WRITTEN REQUEST: Say how many lines of the listing below contain "name", giving the number and nothing else.

#### RAW RECORDS

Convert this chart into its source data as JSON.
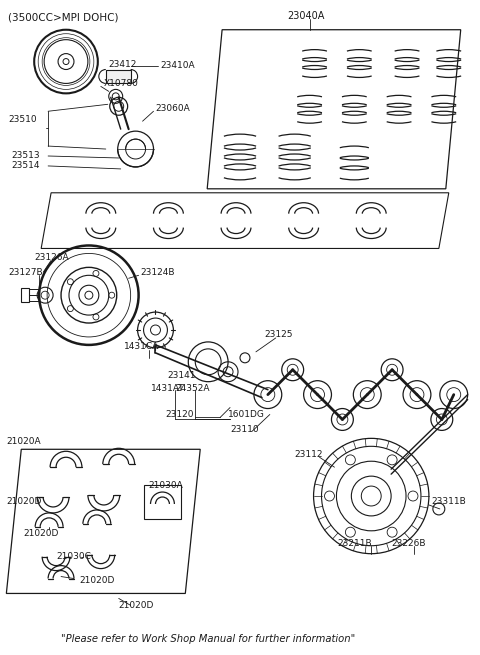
{
  "bg_color": "#ffffff",
  "line_color": "#1a1a1a",
  "text_color": "#1a1a1a",
  "fig_width": 4.8,
  "fig_height": 6.55,
  "dpi": 100,
  "header_note": "(3500CC>MPI DOHC)",
  "footer": "\"Please refer to Work Shop Manual for further information\"",
  "label_23040A": "23040A",
  "label_23412": "23412",
  "label_23410A": "23410A",
  "label_X10780": "X10780",
  "label_23510": "23510",
  "label_23060A": "23060A",
  "label_23513": "23513",
  "label_23514": "23514",
  "label_23126A": "23126A",
  "label_23127B": "23127B",
  "label_23124B": "23124B",
  "label_1431CA": "1431CA",
  "label_1431AT": "1431AT",
  "label_23141": "23141",
  "label_24352A": "24352A",
  "label_23125": "23125",
  "label_23110": "23110",
  "label_23120": "23120",
  "label_1601DG": "1601DG",
  "label_23112": "23112",
  "label_23211B": "23211B",
  "label_23226B": "23226B",
  "label_23311B": "23311B",
  "label_21020A": "21020A",
  "label_21030A": "21030A",
  "label_21020D": "21020D",
  "label_21030C": "21030C"
}
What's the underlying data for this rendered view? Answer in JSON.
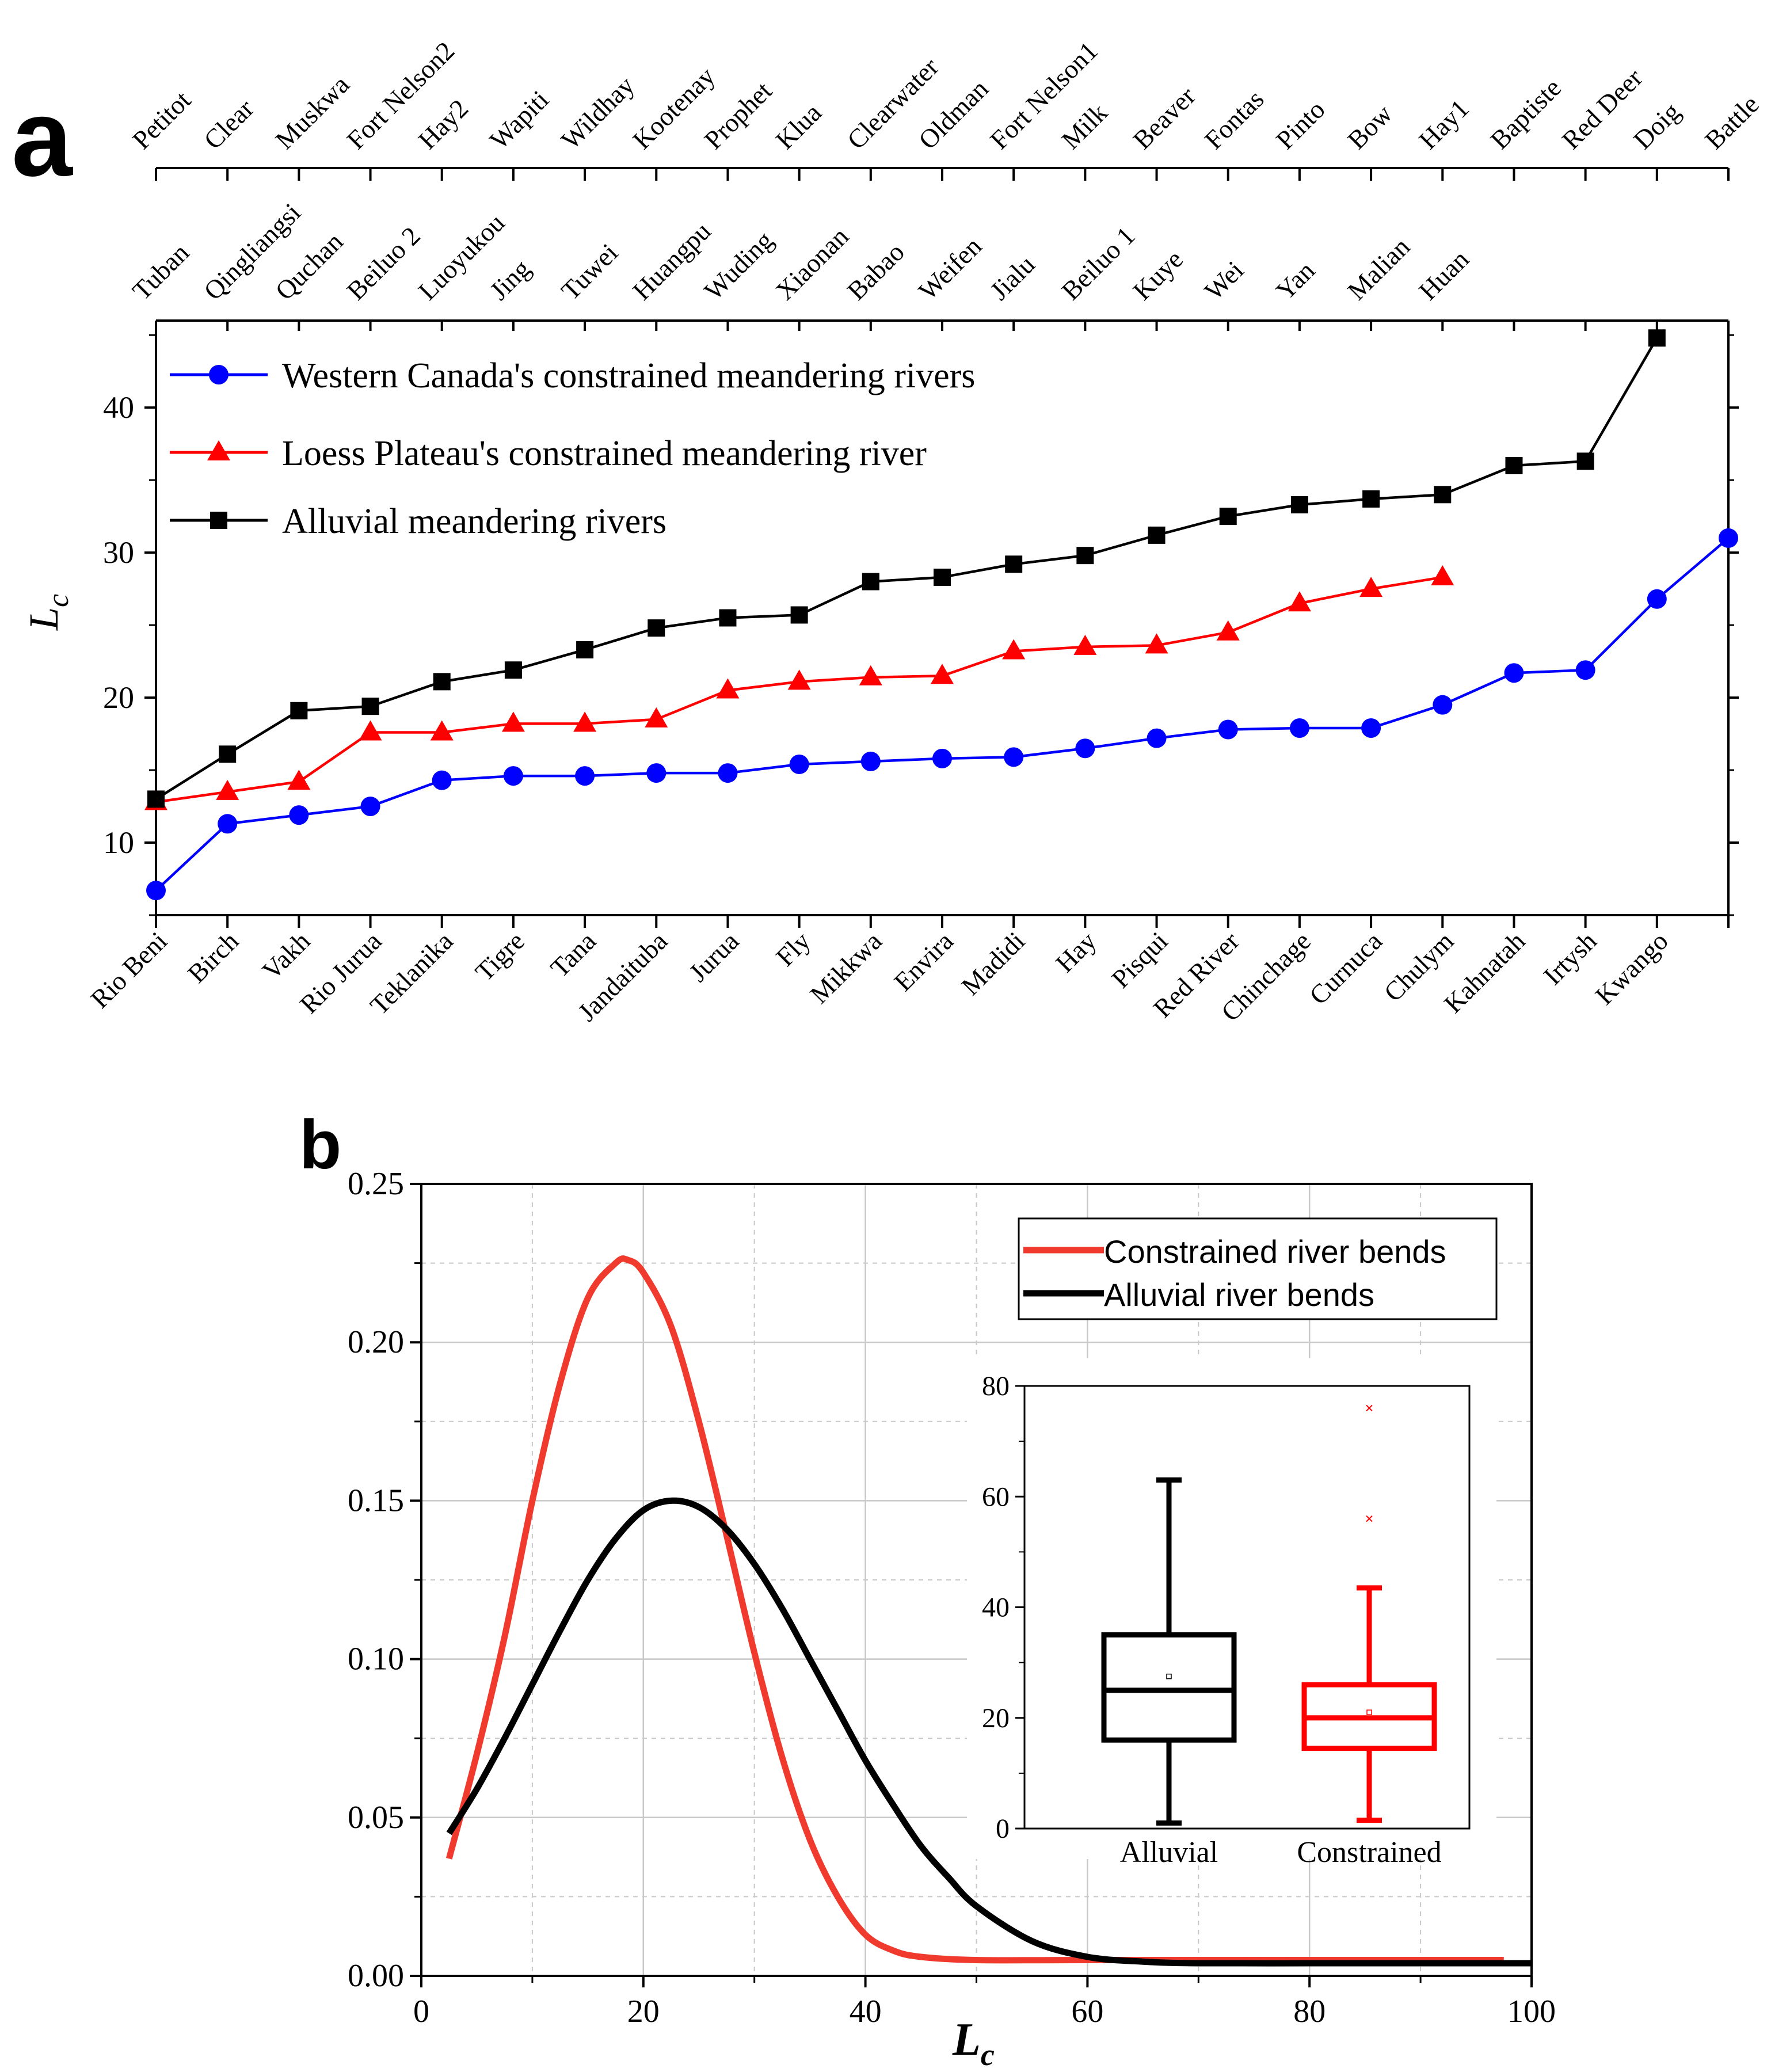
{
  "colors": {
    "western_canada": "#0000ff",
    "loess_plateau": "#ff0000",
    "alluvial": "#000000",
    "constrained_curve": "#f03a2e",
    "grid": "#c8c8c8"
  },
  "chart_data": [
    {
      "panel": "a",
      "type": "line",
      "ylabel": "L",
      "ylabel_sub": "c",
      "ylim": [
        5,
        46
      ],
      "yticks": [
        10,
        20,
        30,
        40
      ],
      "bottom_axis_labels": [
        "Rio Beni",
        "Birch",
        "Vakh",
        "Rio Jurua",
        "Teklanika",
        "Tigre",
        "Tana",
        "Jandaituba",
        "Jurua",
        "Fly",
        "Mikkwa",
        "Envira",
        "Madidi",
        "Hay",
        "Pisqui",
        "Red River",
        "Chinchage",
        "Curnuca",
        "Chulym",
        "Kahnatah",
        "Irtysh",
        "Kwango"
      ],
      "top_axis_labels_1": [
        "Petitot",
        "Clear",
        "Muskwa",
        "Fort Nelson2",
        "Hay2",
        "Wapiti",
        "Wildhay",
        "Kootenay",
        "Prophet",
        "Klua",
        "Clearwater",
        "Oldman",
        "Fort Nelson1",
        "Milk",
        "Beaver",
        "Fontas",
        "Pinto",
        "Bow",
        "Hay1",
        "Baptiste",
        "Red Deer",
        "Doig",
        "Battle"
      ],
      "top_axis_labels_2": [
        "Tuban",
        "Qingliangsi",
        "Quchan",
        "Beiluo 2",
        "Luoyukou",
        "Jing",
        "Tuwei",
        "Huangpu",
        "Wuding",
        "Xiaonan",
        "Babao",
        "Weifen",
        "Jialu",
        "Beiluo 1",
        "Kuye",
        "Wei",
        "Yan",
        "Malian",
        "Huan"
      ],
      "series": [
        {
          "name": "Western Canada's constrained meandering rivers",
          "marker": "circle",
          "color_key": "western_canada",
          "values": [
            6.7,
            11.3,
            11.9,
            12.5,
            14.3,
            14.6,
            14.6,
            14.8,
            14.8,
            15.4,
            15.6,
            15.8,
            15.9,
            16.5,
            17.2,
            17.8,
            17.9,
            17.9,
            19.5,
            21.7,
            21.9,
            26.8,
            31.0
          ]
        },
        {
          "name": "Loess Plateau's constrained meandering river",
          "marker": "triangle",
          "color_key": "loess_plateau",
          "values": [
            12.8,
            13.5,
            14.2,
            17.6,
            17.6,
            18.2,
            18.2,
            18.5,
            20.5,
            21.1,
            21.4,
            21.5,
            23.2,
            23.5,
            23.6,
            24.5,
            26.5,
            27.5,
            28.3
          ]
        },
        {
          "name": "Alluvial meandering rivers",
          "marker": "square",
          "color_key": "alluvial",
          "values": [
            13.0,
            16.1,
            19.1,
            19.4,
            21.1,
            21.9,
            23.3,
            24.8,
            25.5,
            25.7,
            28.0,
            28.3,
            29.2,
            29.8,
            31.2,
            32.5,
            33.3,
            33.7,
            34.0,
            36.0,
            36.3,
            44.8
          ]
        }
      ]
    },
    {
      "panel": "b",
      "type": "line",
      "xlabel": "L",
      "xlabel_sub": "c",
      "xlim": [
        0,
        100
      ],
      "ylim": [
        0,
        0.25
      ],
      "xticks": [
        0,
        20,
        40,
        60,
        80,
        100
      ],
      "yticks": [
        0.0,
        0.05,
        0.1,
        0.15,
        0.2,
        0.25
      ],
      "ytick_labels": [
        "0.00",
        "0.05",
        "0.10",
        "0.15",
        "0.20",
        "0.25"
      ],
      "grid": true,
      "legend_position": "top-right",
      "series": [
        {
          "name": "Constrained river bends",
          "color_key": "constrained_curve",
          "x": [
            2.5,
            5,
            7.5,
            10,
            12.5,
            15,
            17.5,
            18.6,
            20,
            22.5,
            25,
            27.5,
            30,
            32.5,
            35,
            37.5,
            40,
            42.5,
            45,
            50,
            60,
            80,
            97.5
          ],
          "values": [
            0.037,
            0.07,
            0.107,
            0.15,
            0.187,
            0.214,
            0.225,
            0.226,
            0.222,
            0.205,
            0.175,
            0.139,
            0.102,
            0.069,
            0.043,
            0.025,
            0.013,
            0.008,
            0.006,
            0.005,
            0.005,
            0.005,
            0.005
          ]
        },
        {
          "name": "Alluvial river bends",
          "color_key": "alluvial",
          "x": [
            2.5,
            5,
            7.5,
            10,
            12.5,
            15,
            17.5,
            20,
            22.5,
            25,
            27.5,
            30,
            32.5,
            35,
            37.5,
            40,
            42.5,
            45,
            47.5,
            50,
            55,
            60,
            65,
            70,
            80,
            90,
            100
          ],
          "values": [
            0.045,
            0.059,
            0.075,
            0.092,
            0.109,
            0.125,
            0.138,
            0.147,
            0.15,
            0.148,
            0.141,
            0.13,
            0.116,
            0.1,
            0.084,
            0.068,
            0.054,
            0.041,
            0.031,
            0.022,
            0.011,
            0.006,
            0.0045,
            0.004,
            0.004,
            0.004,
            0.004
          ]
        }
      ]
    },
    {
      "panel": "b-inset",
      "type": "box",
      "categories": [
        "Alluvial",
        "Constrained"
      ],
      "ylim": [
        0,
        80
      ],
      "yticks": [
        0,
        20,
        40,
        60,
        80
      ],
      "boxes": [
        {
          "name": "Alluvial",
          "color_key": "alluvial",
          "min": 1,
          "q1": 16,
          "median": 25,
          "q3": 35,
          "max": 63,
          "mean": 27.5,
          "outliers": []
        },
        {
          "name": "Constrained",
          "color_key": "loess_plateau",
          "min": 1.5,
          "q1": 14.5,
          "median": 20,
          "q3": 26,
          "max": 43.5,
          "mean": 21,
          "outliers": [
            56,
            76
          ]
        }
      ]
    }
  ],
  "labels": {
    "panel_a": "a",
    "panel_b": "b"
  }
}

########

THE RESPONSE: 7